------ RECORDS TO USE
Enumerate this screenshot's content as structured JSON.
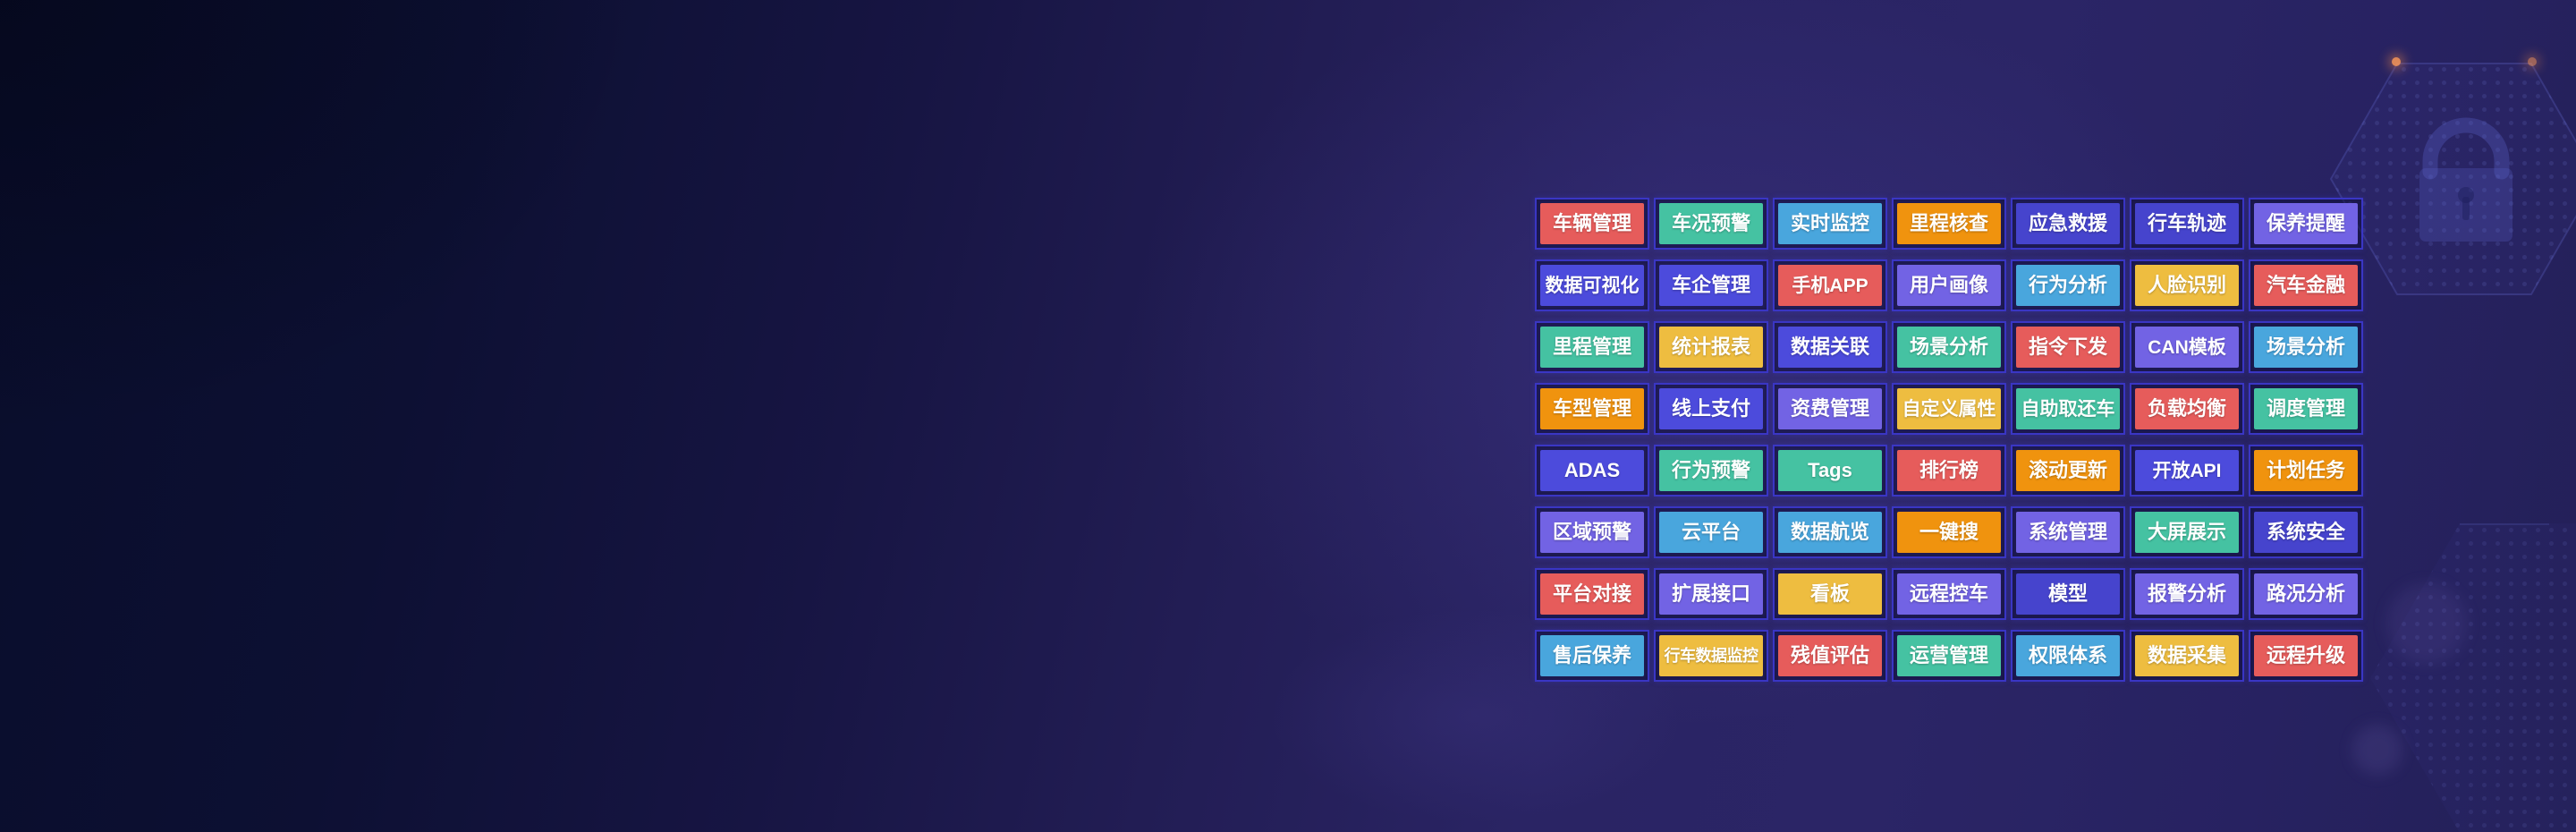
{
  "palette": {
    "red": "#e65c5b",
    "green": "#45c2a2",
    "blue": "#49a6dd",
    "orange": "#f0930e",
    "yellow": "#eebd40",
    "royal": "#4c4bdc",
    "indigo": "#4644cd",
    "purple": "#7263e4",
    "cell_border": "#3a36c4",
    "background_dark": "#090d2b",
    "background_purple": "#2b2566",
    "glow_dot": "#ff9a57"
  },
  "decor": {
    "icons": [
      "lock-icon",
      "hexagon-pattern",
      "hexagon-pattern"
    ]
  },
  "grid": {
    "rows": [
      [
        {
          "label": "车辆管理",
          "color": "red"
        },
        {
          "label": "车况预警",
          "color": "green"
        },
        {
          "label": "实时监控",
          "color": "blue"
        },
        {
          "label": "里程核查",
          "color": "orange"
        },
        {
          "label": "应急救援",
          "color": "indigo"
        },
        {
          "label": "行车轨迹",
          "color": "indigo"
        },
        {
          "label": "保养提醒",
          "color": "purple"
        }
      ],
      [
        {
          "label": "数据可视化",
          "color": "royal"
        },
        {
          "label": "车企管理",
          "color": "royal"
        },
        {
          "label": "手机APP",
          "color": "red"
        },
        {
          "label": "用户画像",
          "color": "purple"
        },
        {
          "label": "行为分析",
          "color": "blue"
        },
        {
          "label": "人脸识别",
          "color": "yellow"
        },
        {
          "label": "汽车金融",
          "color": "red"
        }
      ],
      [
        {
          "label": "里程管理",
          "color": "green"
        },
        {
          "label": "统计报表",
          "color": "yellow"
        },
        {
          "label": "数据关联",
          "color": "royal"
        },
        {
          "label": "场景分析",
          "color": "green"
        },
        {
          "label": "指令下发",
          "color": "red"
        },
        {
          "label": "CAN模板",
          "color": "purple"
        },
        {
          "label": "场景分析",
          "color": "blue"
        }
      ],
      [
        {
          "label": "车型管理",
          "color": "orange"
        },
        {
          "label": "线上支付",
          "color": "royal"
        },
        {
          "label": "资费管理",
          "color": "purple"
        },
        {
          "label": "自定义属性",
          "color": "yellow"
        },
        {
          "label": "自助取还车",
          "color": "green"
        },
        {
          "label": "负载均衡",
          "color": "red"
        },
        {
          "label": "调度管理",
          "color": "green"
        }
      ],
      [
        {
          "label": "ADAS",
          "color": "royal"
        },
        {
          "label": "行为预警",
          "color": "green"
        },
        {
          "label": "Tags",
          "color": "green"
        },
        {
          "label": "排行榜",
          "color": "red"
        },
        {
          "label": "滚动更新",
          "color": "orange"
        },
        {
          "label": "开放API",
          "color": "royal"
        },
        {
          "label": "计划任务",
          "color": "orange"
        }
      ],
      [
        {
          "label": "区域预警",
          "color": "purple"
        },
        {
          "label": "云平台",
          "color": "blue"
        },
        {
          "label": "数据航览",
          "color": "blue"
        },
        {
          "label": "一键搜",
          "color": "orange"
        },
        {
          "label": "系统管理",
          "color": "purple"
        },
        {
          "label": "大屏展示",
          "color": "green"
        },
        {
          "label": "系统安全",
          "color": "indigo"
        }
      ],
      [
        {
          "label": "平台对接",
          "color": "red"
        },
        {
          "label": "扩展接口",
          "color": "purple"
        },
        {
          "label": "看板",
          "color": "yellow"
        },
        {
          "label": "远程控车",
          "color": "purple"
        },
        {
          "label": "模型",
          "color": "indigo"
        },
        {
          "label": "报警分析",
          "color": "purple"
        },
        {
          "label": "路况分析",
          "color": "purple"
        }
      ],
      [
        {
          "label": "售后保养",
          "color": "blue"
        },
        {
          "label": "行车数据监控",
          "color": "yellow"
        },
        {
          "label": "残值评估",
          "color": "red"
        },
        {
          "label": "运营管理",
          "color": "green"
        },
        {
          "label": "权限体系",
          "color": "blue"
        },
        {
          "label": "数据采集",
          "color": "yellow"
        },
        {
          "label": "远程升级",
          "color": "red"
        }
      ]
    ]
  }
}
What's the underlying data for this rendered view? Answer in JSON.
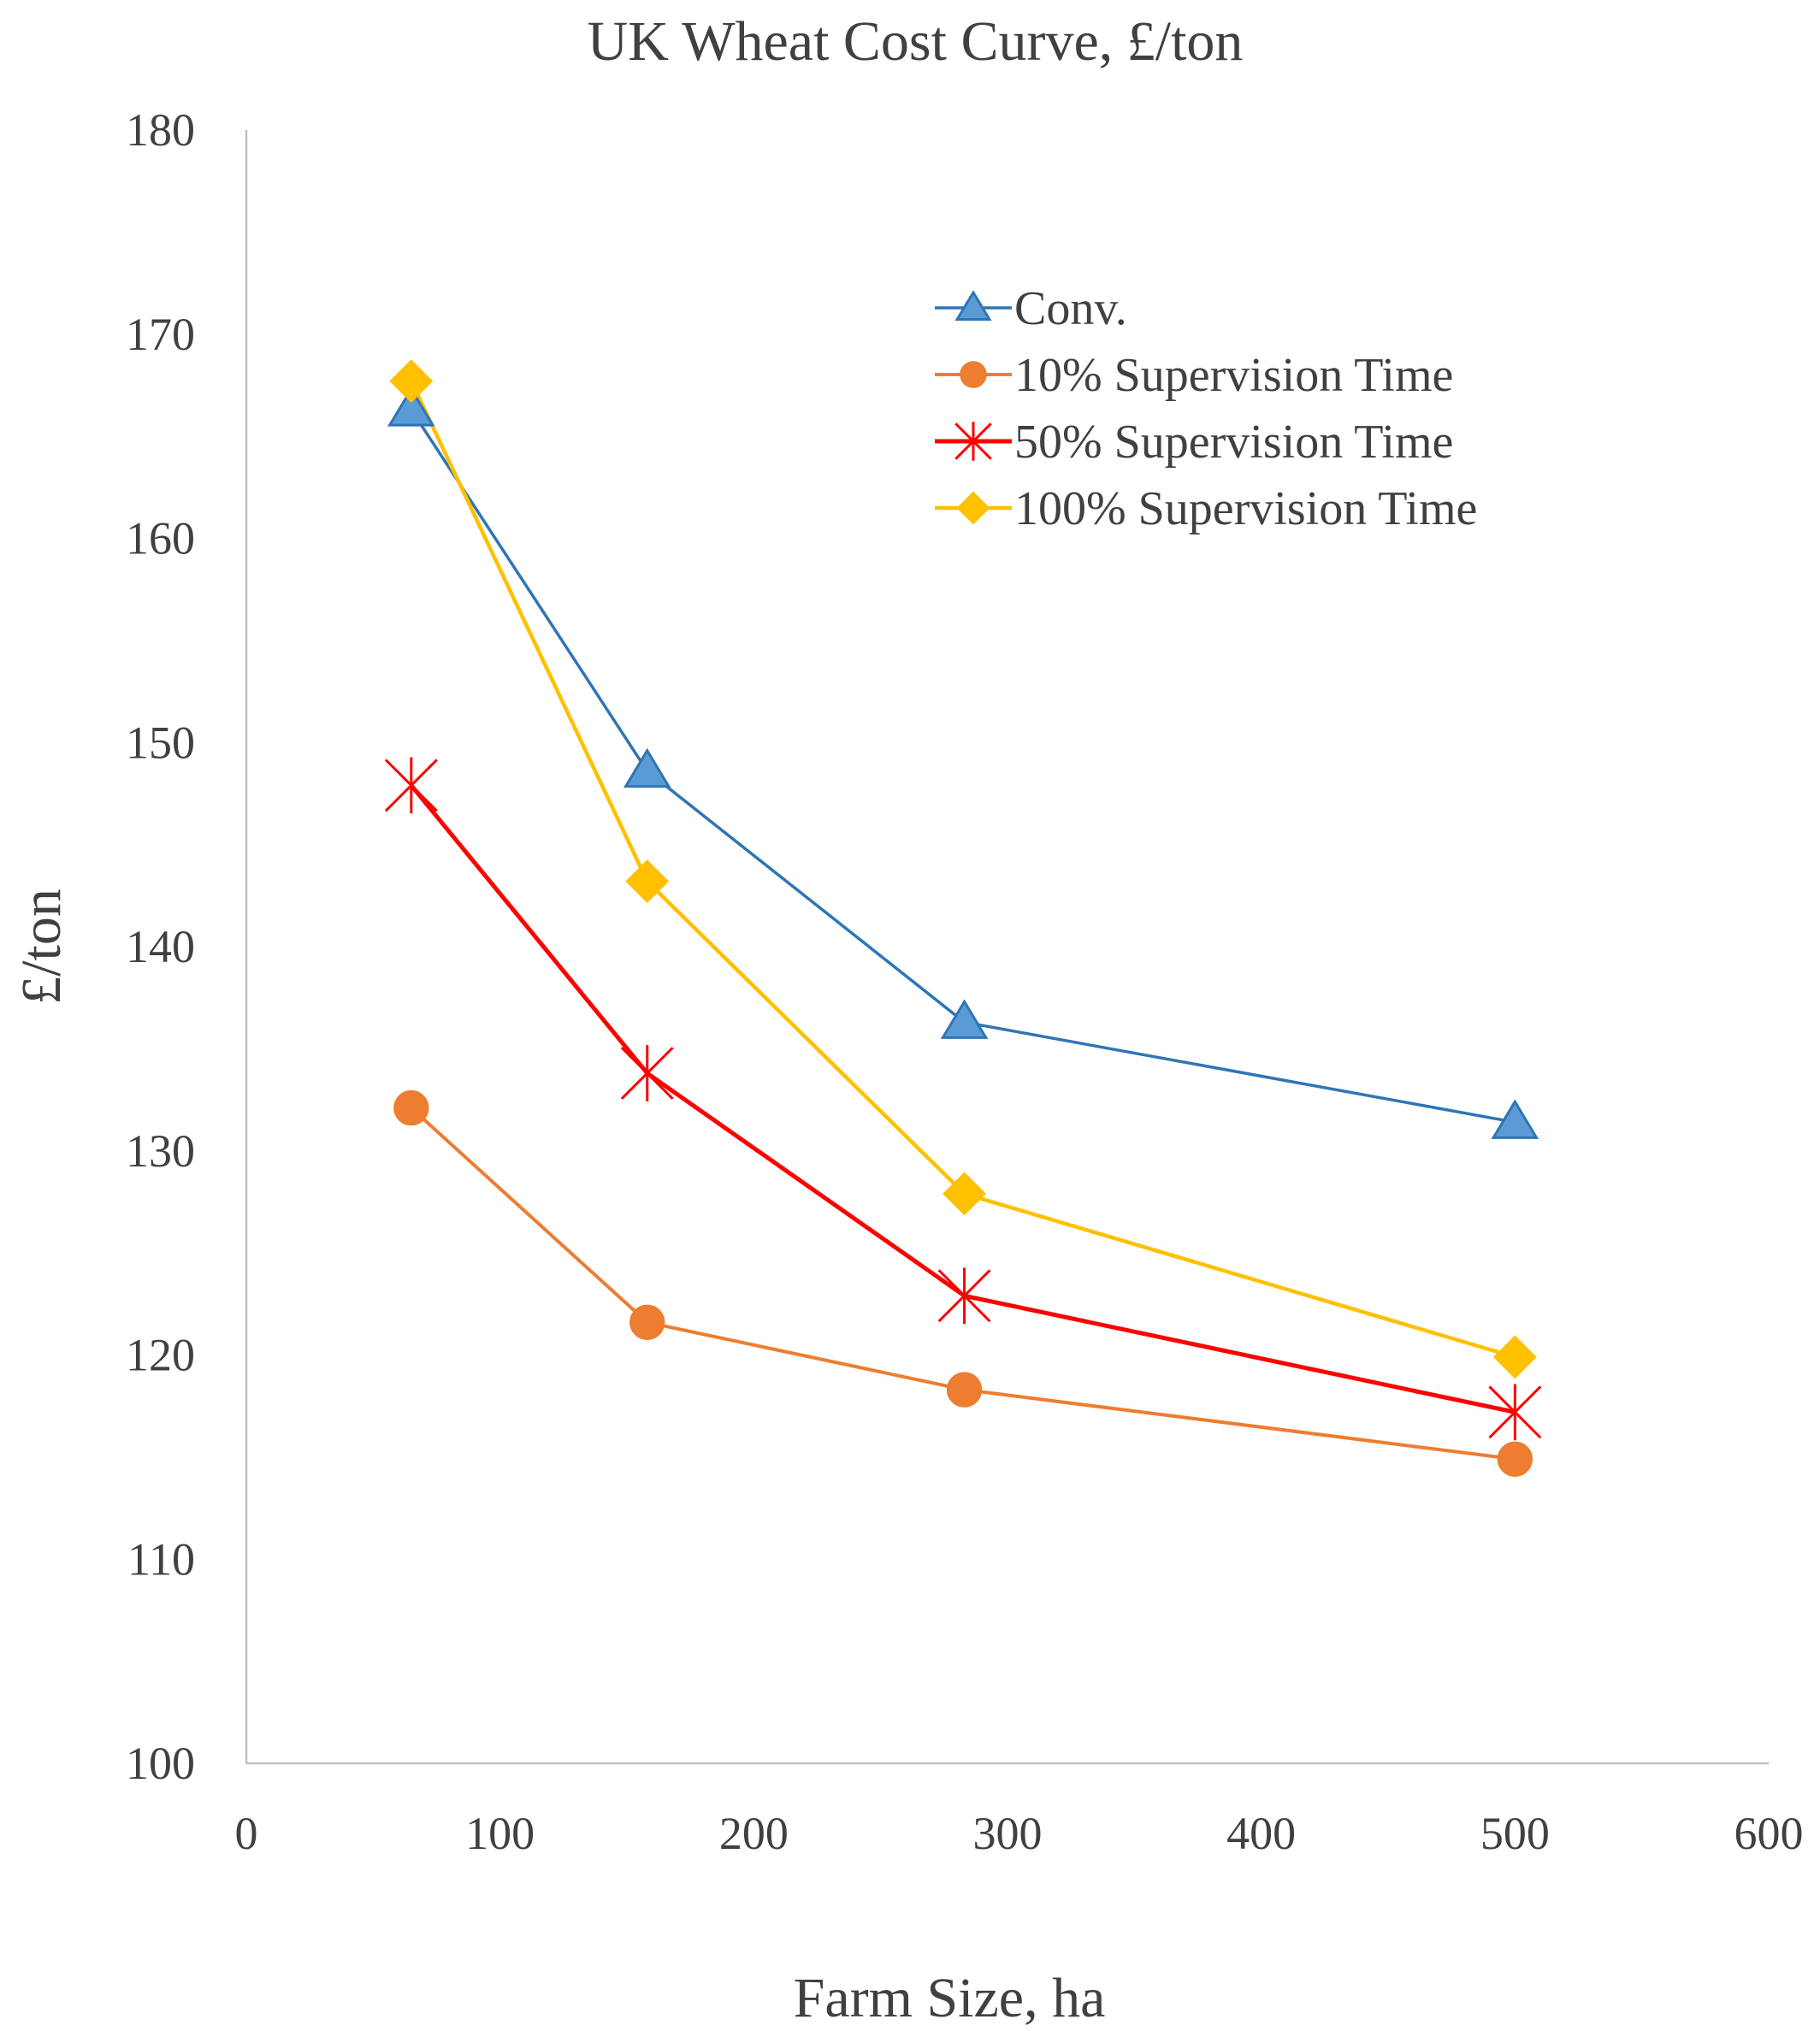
------------
* **EXERCISE GOAL**: Identify and list each line with the word "this".

* **THE RESULT**:
Enumerate this screenshot's content as structured JSON.
What's the underlying data for this rendered view? Answer in JSON.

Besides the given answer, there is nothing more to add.